#### [INSTRUCTIONS TO FOLLOW]
Find the lines with the string "this" and return them.

--------------------

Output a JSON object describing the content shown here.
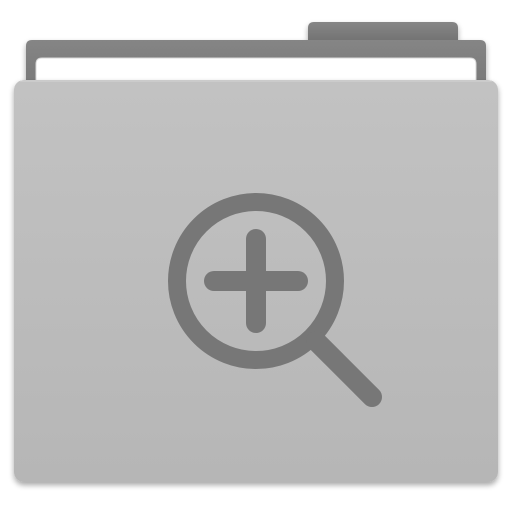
{
  "icon": {
    "kind": "folder-zoom-in-icon",
    "colors": {
      "folder_front": "#bababa",
      "folder_back": "#7d7d7d",
      "paper": "#ffffff",
      "glyph": "#777777",
      "shadow": "#000000"
    }
  }
}
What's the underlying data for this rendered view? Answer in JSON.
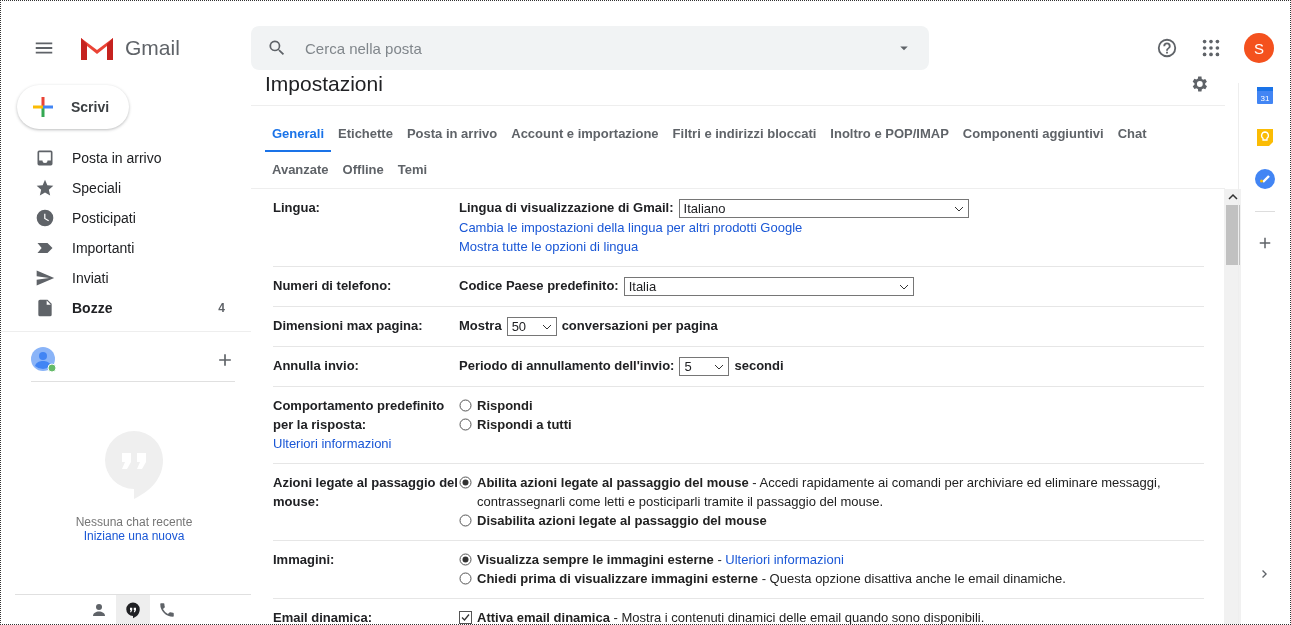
{
  "header": {
    "app_name": "Gmail",
    "search": {
      "placeholder": "Cerca nella posta"
    },
    "avatar_letter": "S"
  },
  "sidebar": {
    "compose": "Scrivi",
    "items": [
      {
        "kind": "inbox",
        "label": "Posta in arrivo",
        "bold": false
      },
      {
        "kind": "star",
        "label": "Speciali",
        "bold": false
      },
      {
        "kind": "clock",
        "label": "Posticipati",
        "bold": false
      },
      {
        "kind": "label",
        "label": "Importanti",
        "bold": false
      },
      {
        "kind": "send",
        "label": "Inviati",
        "bold": false
      },
      {
        "kind": "draft",
        "label": "Bozze",
        "bold": true,
        "count": "4"
      }
    ],
    "hangouts": {
      "online": true,
      "empty_text": "Nessuna chat recente",
      "start_link": "Iniziane una nuova"
    },
    "bottom_tabs": [
      {
        "kind": "person",
        "selected": false
      },
      {
        "kind": "chat",
        "selected": true
      },
      {
        "kind": "phone",
        "selected": false
      }
    ]
  },
  "settings": {
    "title": "Impostazioni",
    "tabs": [
      {
        "label": "Generali",
        "selected": true
      },
      {
        "label": "Etichette",
        "selected": false
      },
      {
        "label": "Posta in arrivo",
        "selected": false
      },
      {
        "label": "Account e importazione",
        "selected": false
      },
      {
        "label": "Filtri e indirizzi bloccati",
        "selected": false
      },
      {
        "label": "Inoltro e POP/IMAP",
        "selected": false
      },
      {
        "label": "Componenti aggiuntivi",
        "selected": false
      },
      {
        "label": "Chat",
        "selected": false
      },
      {
        "label": "Avanzate",
        "selected": false
      },
      {
        "label": "Offline",
        "selected": false
      },
      {
        "label": "Temi",
        "selected": false
      }
    ],
    "rows": [
      {
        "label": "Lingua:",
        "items": [
          {
            "kind": "wide_select",
            "prefix": "Lingua di visualizzazione di Gmail:",
            "value": "Italiano"
          },
          {
            "kind": "link",
            "text": "Cambia le impostazioni della lingua per altri prodotti Google"
          },
          {
            "kind": "link",
            "text": "Mostra tutte le opzioni di lingua"
          }
        ]
      },
      {
        "label": "Numeri di telefono:",
        "items": [
          {
            "kind": "wide_select",
            "prefix": "Codice Paese predefinito:",
            "value": "Italia"
          }
        ]
      },
      {
        "label": "Dimensioni max pagina:",
        "items": [
          {
            "kind": "small_select",
            "prefix": "Mostra",
            "value": "50",
            "suffix": "conversazioni per pagina"
          }
        ]
      },
      {
        "label": "Annulla invio:",
        "items": [
          {
            "kind": "small_select",
            "prefix": "Periodo di annullamento dell'invio:",
            "value": "5",
            "suffix": "secondi"
          }
        ]
      },
      {
        "label": "Comportamento predefinito per la risposta:",
        "link": "Ulteriori informazioni",
        "items": [
          {
            "kind": "radio",
            "label": "Rispondi",
            "selected": false
          },
          {
            "kind": "radio",
            "label": "Rispondi a tutti",
            "selected": false
          }
        ]
      },
      {
        "label": "Azioni legate al passaggio del mouse:",
        "items": [
          {
            "kind": "radio",
            "label": "Abilita azioni legate al passaggio del mouse",
            "description": " - Accedi rapidamente ai comandi per archiviare ed eliminare messaggi, contrassegnarli come letti e posticiparli tramite il passaggio del mouse.",
            "selected": true
          },
          {
            "kind": "radio",
            "label": "Disabilita azioni legate al passaggio del mouse",
            "selected": false
          }
        ]
      },
      {
        "label": "Immagini:",
        "items": [
          {
            "kind": "radio",
            "label": "Visualizza sempre le immagini esterne",
            "description": " - ",
            "link": "Ulteriori informazioni",
            "selected": true
          },
          {
            "kind": "radio",
            "label": "Chiedi prima di visualizzare immagini esterne",
            "description": " - Questa opzione disattiva anche le email dinamiche.",
            "selected": false
          }
        ]
      },
      {
        "label": "Email dinamica:",
        "items": [
          {
            "kind": "checkbox",
            "label": "Attiva email dinamica",
            "description": " - Mostra i contenuti dinamici delle email quando sono disponibili.",
            "checked": true
          }
        ]
      }
    ]
  },
  "side_panel": {
    "calendar_day": "31"
  }
}
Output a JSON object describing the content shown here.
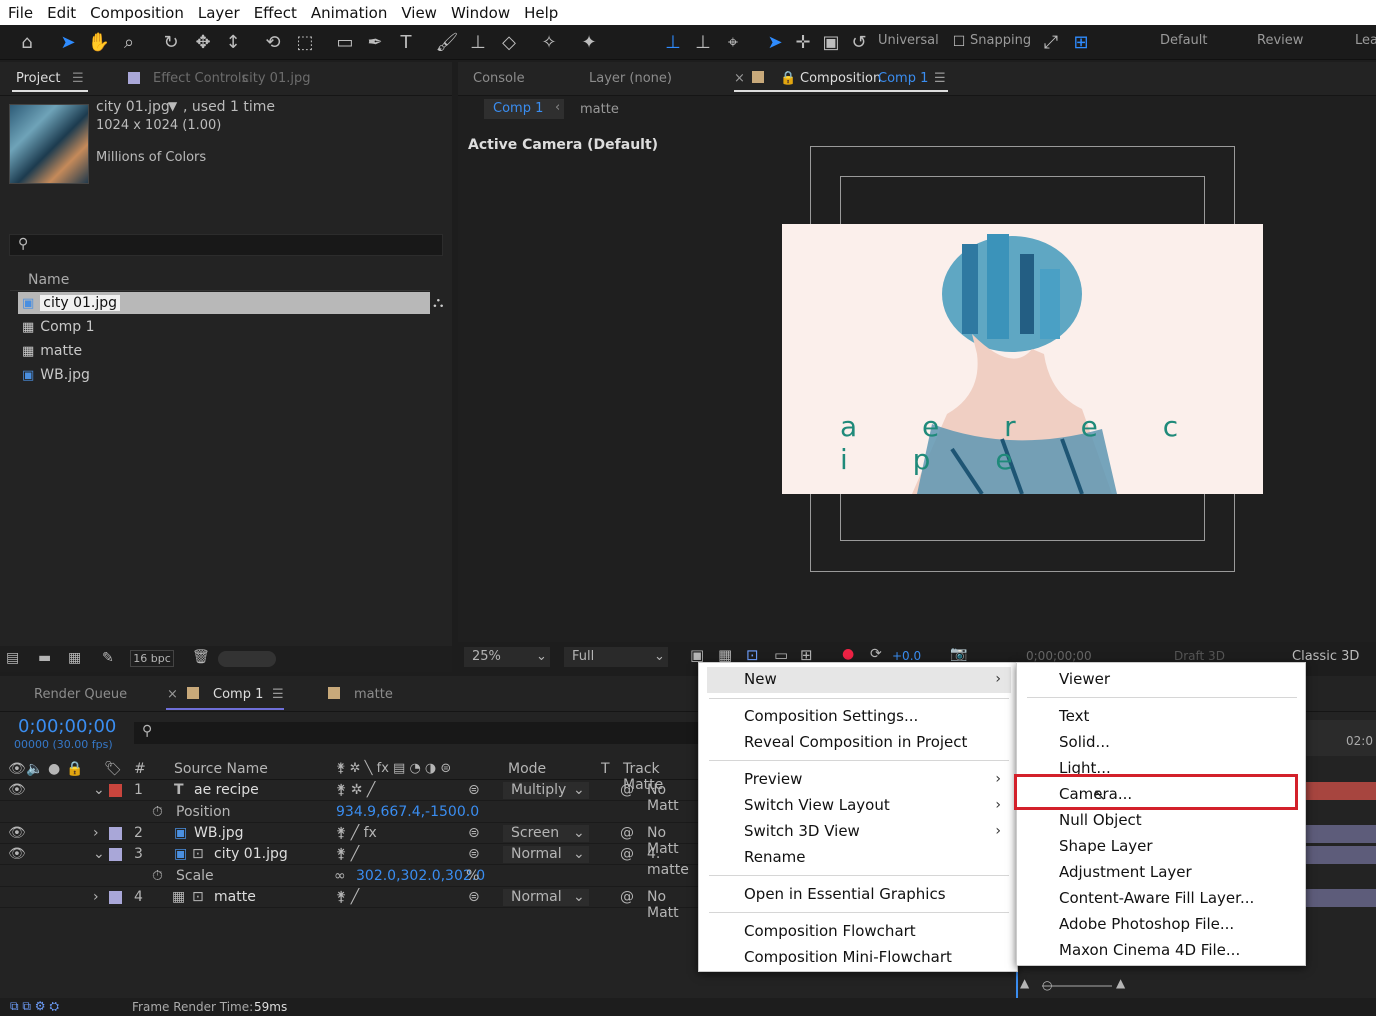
{
  "menubar": [
    "File",
    "Edit",
    "Composition",
    "Layer",
    "Effect",
    "Animation",
    "View",
    "Window",
    "Help"
  ],
  "toolbar": {
    "universal": "Universal",
    "snapping": "Snapping",
    "workspaces": [
      "Default",
      "Review",
      "Lea"
    ]
  },
  "project": {
    "tab": "Project",
    "effect_controls": "Effect Controls",
    "effect_file": "city 01.jpg",
    "file_name": "city 01.jpg",
    "used": ", used 1 time",
    "dims": "1024 x 1024 (1.00)",
    "colors": "Millions of Colors",
    "search_placeholder": "",
    "col_name": "Name",
    "items": [
      "city 01.jpg",
      "Comp 1",
      "matte",
      "WB.jpg"
    ],
    "bpc": "16 bpc"
  },
  "viewer": {
    "tabs": {
      "console": "Console",
      "layer": "Layer (none)",
      "composition": "Composition",
      "comp_name": "Comp 1"
    },
    "breadcrumb": [
      "Comp 1",
      "matte"
    ],
    "camera": "Active Camera (Default)",
    "overlay_text": "a e r e c i p e",
    "zoom": "25%",
    "quality": "Full",
    "offset": "+0.0",
    "timecode": "0;00;00;00",
    "draft": "Draft 3D",
    "renderer": "Classic 3D"
  },
  "timeline": {
    "tabs": {
      "render": "Render Queue",
      "comp": "Comp 1",
      "matte": "matte"
    },
    "time": "0;00;00;00",
    "fps": "00000 (30.00 fps)",
    "headers": {
      "num": "#",
      "source": "Source Name",
      "mode": "Mode",
      "t": "T",
      "track": "Track Matte"
    },
    "ruler": "02:0",
    "layers": [
      {
        "num": "1",
        "name": "ae recipe",
        "mode": "Multiply",
        "matte": "No Matt",
        "color": "#c9453d"
      },
      {
        "prop": "Position",
        "value": "934.9,667.4,-1500.0"
      },
      {
        "num": "2",
        "name": "WB.jpg",
        "mode": "Screen",
        "matte": "No Matt",
        "color": "#a9a7d8"
      },
      {
        "num": "3",
        "name": "city 01.jpg",
        "mode": "Normal",
        "matte": "4. matte",
        "color": "#a9a7d8"
      },
      {
        "prop": "Scale",
        "value": "302.0,302.0,302.0",
        "unit": "%"
      },
      {
        "num": "4",
        "name": "matte",
        "mode": "Normal",
        "matte": "No Matt",
        "color": "#a9a7d8"
      }
    ],
    "status_label": "Frame Render Time:",
    "status_value": "59ms"
  },
  "context_menu": {
    "items": [
      {
        "label": "New",
        "submenu": true
      },
      {
        "label": "Composition Settings..."
      },
      {
        "label": "Reveal Composition in Project"
      },
      {
        "label": "Preview",
        "submenu": true
      },
      {
        "label": "Switch View Layout",
        "submenu": true
      },
      {
        "label": "Switch 3D View",
        "submenu": true
      },
      {
        "label": "Rename"
      },
      {
        "label": "Open in Essential Graphics"
      },
      {
        "label": "Composition Flowchart"
      },
      {
        "label": "Composition Mini-Flowchart"
      }
    ]
  },
  "submenu": {
    "items": [
      "Viewer",
      "Text",
      "Solid...",
      "Light...",
      "Camera...",
      "Null Object",
      "Shape Layer",
      "Adjustment Layer",
      "Content-Aware Fill Layer...",
      "Adobe Photoshop File...",
      "Maxon Cinema 4D File..."
    ],
    "highlight_color": "#d3202a"
  }
}
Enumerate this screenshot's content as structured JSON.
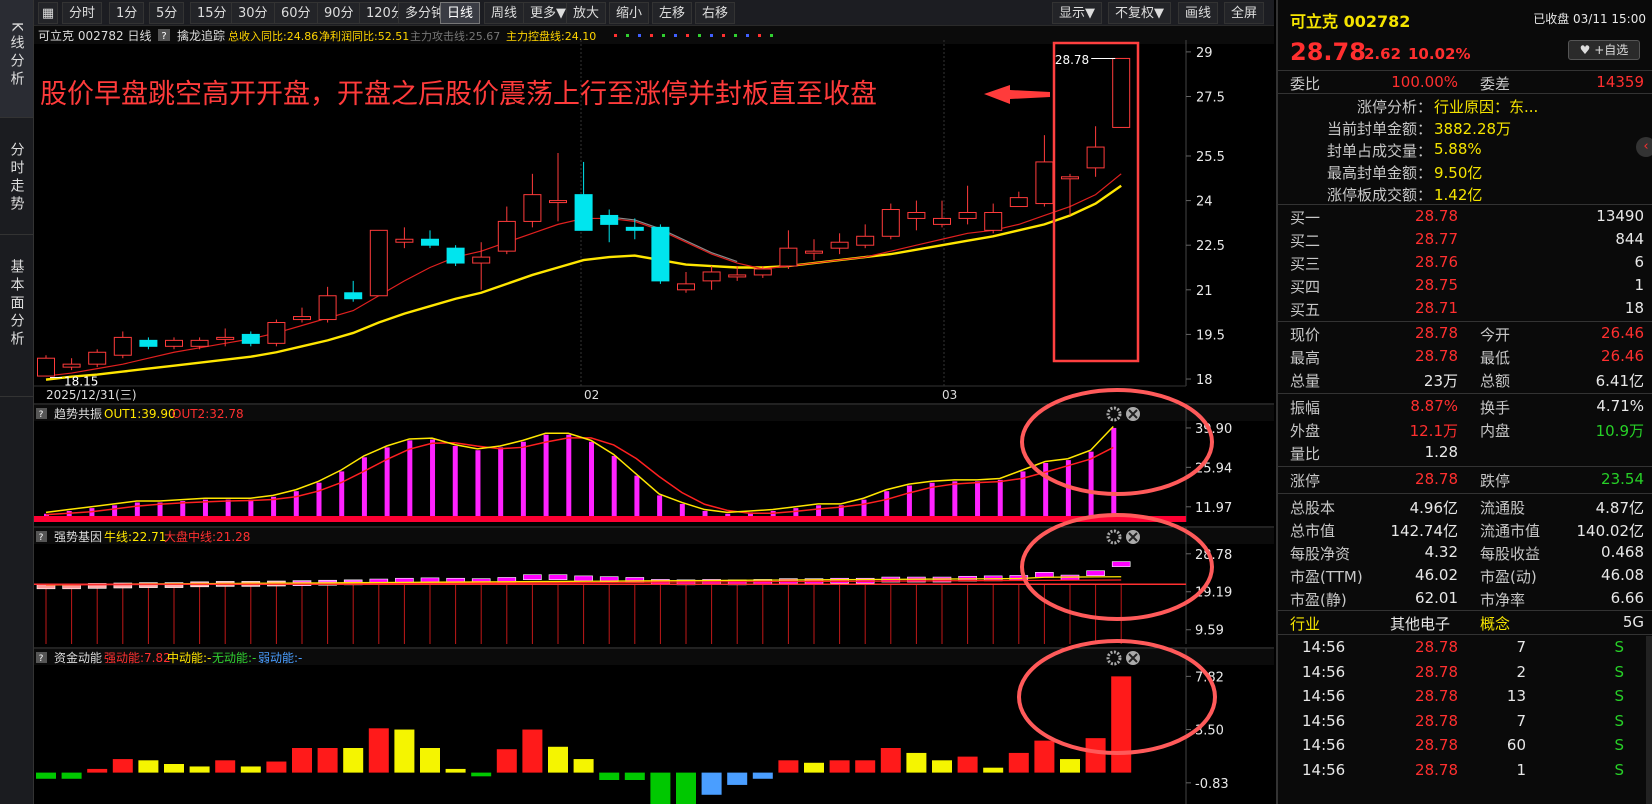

--------------------

#### [ANSWER BELOW]
What's the underlying data for this rendered view? Answer in JSON.
Enumerate this screenshot's content as structured JSON.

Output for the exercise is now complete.